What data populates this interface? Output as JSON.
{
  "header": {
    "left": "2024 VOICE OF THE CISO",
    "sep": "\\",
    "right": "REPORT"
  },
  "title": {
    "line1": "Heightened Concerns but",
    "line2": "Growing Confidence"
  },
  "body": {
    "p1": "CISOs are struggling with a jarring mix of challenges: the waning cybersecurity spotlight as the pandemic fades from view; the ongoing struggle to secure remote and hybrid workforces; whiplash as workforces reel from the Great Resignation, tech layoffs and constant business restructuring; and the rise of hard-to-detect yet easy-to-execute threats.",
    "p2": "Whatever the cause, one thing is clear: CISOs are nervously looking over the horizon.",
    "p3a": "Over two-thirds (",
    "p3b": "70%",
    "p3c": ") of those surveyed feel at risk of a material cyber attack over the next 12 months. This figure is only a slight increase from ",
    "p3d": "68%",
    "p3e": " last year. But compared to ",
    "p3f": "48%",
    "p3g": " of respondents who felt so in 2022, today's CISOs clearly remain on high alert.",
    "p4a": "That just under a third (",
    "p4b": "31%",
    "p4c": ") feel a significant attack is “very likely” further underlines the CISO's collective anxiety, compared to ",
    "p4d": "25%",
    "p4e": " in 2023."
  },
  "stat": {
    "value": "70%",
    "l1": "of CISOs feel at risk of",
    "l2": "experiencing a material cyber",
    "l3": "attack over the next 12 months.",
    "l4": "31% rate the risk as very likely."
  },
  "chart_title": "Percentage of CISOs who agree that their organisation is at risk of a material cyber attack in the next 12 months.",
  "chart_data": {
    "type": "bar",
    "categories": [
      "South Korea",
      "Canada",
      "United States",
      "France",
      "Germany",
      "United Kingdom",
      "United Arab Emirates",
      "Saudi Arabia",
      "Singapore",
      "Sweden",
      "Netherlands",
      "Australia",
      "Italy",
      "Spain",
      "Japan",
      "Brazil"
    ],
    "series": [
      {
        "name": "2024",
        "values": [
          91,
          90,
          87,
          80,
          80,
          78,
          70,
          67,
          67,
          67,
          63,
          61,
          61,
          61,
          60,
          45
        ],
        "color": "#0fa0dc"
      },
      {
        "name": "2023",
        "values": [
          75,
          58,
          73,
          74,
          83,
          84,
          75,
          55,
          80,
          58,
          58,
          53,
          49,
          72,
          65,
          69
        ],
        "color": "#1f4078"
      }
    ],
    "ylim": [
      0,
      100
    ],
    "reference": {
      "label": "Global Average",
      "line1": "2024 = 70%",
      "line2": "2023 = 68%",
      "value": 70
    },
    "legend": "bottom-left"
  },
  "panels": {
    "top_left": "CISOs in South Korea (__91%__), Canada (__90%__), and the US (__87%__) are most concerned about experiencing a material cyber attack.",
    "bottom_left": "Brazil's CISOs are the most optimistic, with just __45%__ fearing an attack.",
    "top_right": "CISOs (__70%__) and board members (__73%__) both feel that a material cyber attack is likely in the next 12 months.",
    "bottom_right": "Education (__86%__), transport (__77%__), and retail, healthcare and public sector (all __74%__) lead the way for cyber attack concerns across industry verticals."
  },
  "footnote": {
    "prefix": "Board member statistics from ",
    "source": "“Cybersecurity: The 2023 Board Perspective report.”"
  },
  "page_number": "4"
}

__Stated goal__:
Count the lines in the records above that contain the word "Brazil", and give only the number.

__Worked solution__:
2